WORK REQUIRED -
Look through the records and copy each line that has "variants" in it.

Figure record listings -
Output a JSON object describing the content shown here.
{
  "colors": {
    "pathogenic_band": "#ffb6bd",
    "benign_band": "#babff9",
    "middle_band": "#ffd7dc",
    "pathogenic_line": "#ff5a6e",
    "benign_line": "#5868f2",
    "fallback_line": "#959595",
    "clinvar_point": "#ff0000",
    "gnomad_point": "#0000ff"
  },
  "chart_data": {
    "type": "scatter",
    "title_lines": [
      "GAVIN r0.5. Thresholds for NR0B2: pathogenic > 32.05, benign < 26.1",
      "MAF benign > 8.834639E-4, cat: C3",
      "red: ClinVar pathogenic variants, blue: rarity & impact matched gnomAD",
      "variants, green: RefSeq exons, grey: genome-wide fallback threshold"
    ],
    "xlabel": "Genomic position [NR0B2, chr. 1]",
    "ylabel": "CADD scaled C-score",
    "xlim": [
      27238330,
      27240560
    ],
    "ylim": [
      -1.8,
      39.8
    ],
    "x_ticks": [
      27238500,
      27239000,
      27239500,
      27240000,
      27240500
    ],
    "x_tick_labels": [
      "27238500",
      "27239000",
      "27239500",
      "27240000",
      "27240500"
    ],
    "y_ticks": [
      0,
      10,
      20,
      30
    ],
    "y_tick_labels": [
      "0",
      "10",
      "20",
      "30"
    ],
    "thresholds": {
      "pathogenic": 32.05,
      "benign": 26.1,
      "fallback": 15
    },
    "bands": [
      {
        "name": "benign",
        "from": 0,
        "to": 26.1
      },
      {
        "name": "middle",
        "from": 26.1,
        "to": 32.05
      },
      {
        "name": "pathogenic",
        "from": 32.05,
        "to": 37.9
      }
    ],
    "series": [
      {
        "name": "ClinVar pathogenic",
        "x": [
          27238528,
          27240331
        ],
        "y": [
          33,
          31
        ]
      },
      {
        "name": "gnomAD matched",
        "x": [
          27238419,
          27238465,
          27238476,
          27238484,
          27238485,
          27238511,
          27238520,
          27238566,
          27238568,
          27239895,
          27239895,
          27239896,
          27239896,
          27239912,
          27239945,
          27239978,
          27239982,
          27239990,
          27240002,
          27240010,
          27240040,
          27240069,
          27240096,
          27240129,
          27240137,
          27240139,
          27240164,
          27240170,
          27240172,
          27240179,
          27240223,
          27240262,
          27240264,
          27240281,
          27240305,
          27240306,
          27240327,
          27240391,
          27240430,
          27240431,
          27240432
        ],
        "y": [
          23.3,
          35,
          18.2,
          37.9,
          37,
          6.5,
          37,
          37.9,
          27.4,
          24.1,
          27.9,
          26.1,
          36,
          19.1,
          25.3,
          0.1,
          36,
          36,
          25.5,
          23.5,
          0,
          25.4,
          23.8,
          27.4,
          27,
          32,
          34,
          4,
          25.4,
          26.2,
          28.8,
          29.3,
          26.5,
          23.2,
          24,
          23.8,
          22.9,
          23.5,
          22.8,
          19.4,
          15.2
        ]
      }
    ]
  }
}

EXERCISE ANSWER -
      "red: ClinVar pathogenic variants, blue: rarity & impact matched gnomAD",
      "variants, green: RefSeq exons, grey: genome-wide fallback threshold"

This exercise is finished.